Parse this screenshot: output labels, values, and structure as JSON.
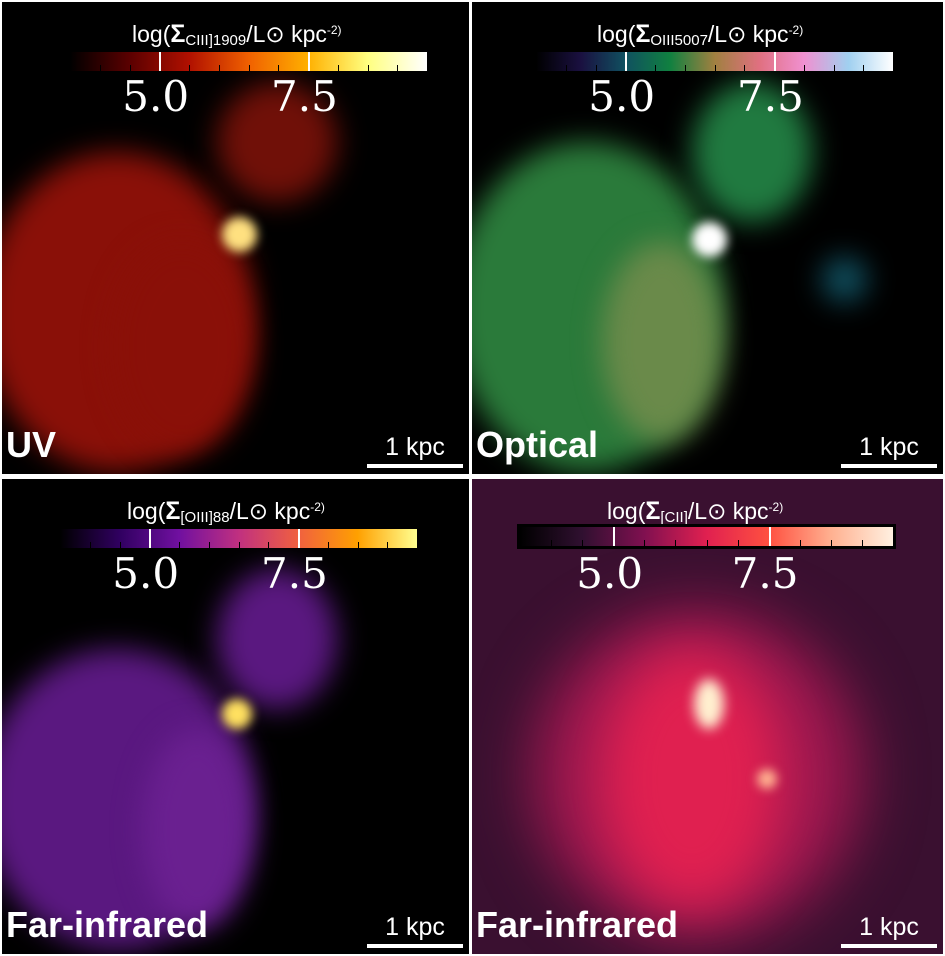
{
  "panels": [
    {
      "band": "UV",
      "cb_prefix": "log(",
      "cb_sigma": "Σ",
      "cb_sub": "CIII]1909",
      "cb_suffix": "/L⊙ kpc",
      "cb_sup": "-2)",
      "tick_labels": [
        "5.0",
        "7.5"
      ],
      "scale": "1 kpc",
      "colormap": [
        "#000000",
        "#5a0000",
        "#b01000",
        "#f06000",
        "#ffb000",
        "#ffff80",
        "#ffffff"
      ]
    },
    {
      "band": "Optical",
      "cb_prefix": "log(",
      "cb_sigma": "Σ",
      "cb_sub": "OIII5007",
      "cb_suffix": "/L⊙ kpc",
      "cb_sup": "-2)",
      "tick_labels": [
        "5.0",
        "7.5"
      ],
      "scale": "1 kpc",
      "colormap": [
        "#000000",
        "#1a1040",
        "#105060",
        "#108040",
        "#a08040",
        "#e07080",
        "#f090d0",
        "#a0d0f0",
        "#ffffff"
      ]
    },
    {
      "band": "Far-infrared",
      "cb_prefix": "log(",
      "cb_sigma": "Σ",
      "cb_sub": "[OIII]88",
      "cb_suffix": "/L⊙ kpc",
      "cb_sup": "-2)",
      "tick_labels": [
        "5.0",
        "7.5"
      ],
      "scale": "1 kpc",
      "colormap": [
        "#000000",
        "#300060",
        "#7010a0",
        "#c03080",
        "#f06040",
        "#ffa000",
        "#ffff90"
      ]
    },
    {
      "band": "Far-infrared",
      "cb_prefix": "log(",
      "cb_sigma": "Σ",
      "cb_sub": "[CII]",
      "cb_suffix": "/L⊙ kpc",
      "cb_sup": "-2)",
      "tick_labels": [
        "5.0",
        "7.5"
      ],
      "scale": "1 kpc",
      "colormap": [
        "#000000",
        "#301030",
        "#801050",
        "#e02050",
        "#ff5040",
        "#ffb090",
        "#fff0e0"
      ]
    }
  ]
}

□ □ □

- What is expected:
Each line of the data should be quoted exactly, with pictures left out.

- Output:
Parse this screenshot: output labels, values, and structure as JSON.
{
  "panels": [
    {
      "band": "UV",
      "cb_prefix": "log(",
      "cb_sigma": "Σ",
      "cb_sub": "CIII]1909",
      "cb_suffix": "/L⊙ kpc",
      "cb_sup": "-2)",
      "tick_labels": [
        "5.0",
        "7.5"
      ],
      "scale": "1 kpc",
      "colormap": [
        "#000000",
        "#5a0000",
        "#b01000",
        "#f06000",
        "#ffb000",
        "#ffff80",
        "#ffffff"
      ]
    },
    {
      "band": "Optical",
      "cb_prefix": "log(",
      "cb_sigma": "Σ",
      "cb_sub": "OIII5007",
      "cb_suffix": "/L⊙ kpc",
      "cb_sup": "-2)",
      "tick_labels": [
        "5.0",
        "7.5"
      ],
      "scale": "1 kpc",
      "colormap": [
        "#000000",
        "#1a1040",
        "#105060",
        "#108040",
        "#a08040",
        "#e07080",
        "#f090d0",
        "#a0d0f0",
        "#ffffff"
      ]
    },
    {
      "band": "Far-infrared",
      "cb_prefix": "log(",
      "cb_sigma": "Σ",
      "cb_sub": "[OIII]88",
      "cb_suffix": "/L⊙ kpc",
      "cb_sup": "-2)",
      "tick_labels": [
        "5.0",
        "7.5"
      ],
      "scale": "1 kpc",
      "colormap": [
        "#000000",
        "#300060",
        "#7010a0",
        "#c03080",
        "#f06040",
        "#ffa000",
        "#ffff90"
      ]
    },
    {
      "band": "Far-infrared",
      "cb_prefix": "log(",
      "cb_sigma": "Σ",
      "cb_sub": "[CII]",
      "cb_suffix": "/L⊙ kpc",
      "cb_sup": "-2)",
      "tick_labels": [
        "5.0",
        "7.5"
      ],
      "scale": "1 kpc",
      "colormap": [
        "#000000",
        "#301030",
        "#801050",
        "#e02050",
        "#ff5040",
        "#ffb090",
        "#fff0e0"
      ]
    }
  ]
}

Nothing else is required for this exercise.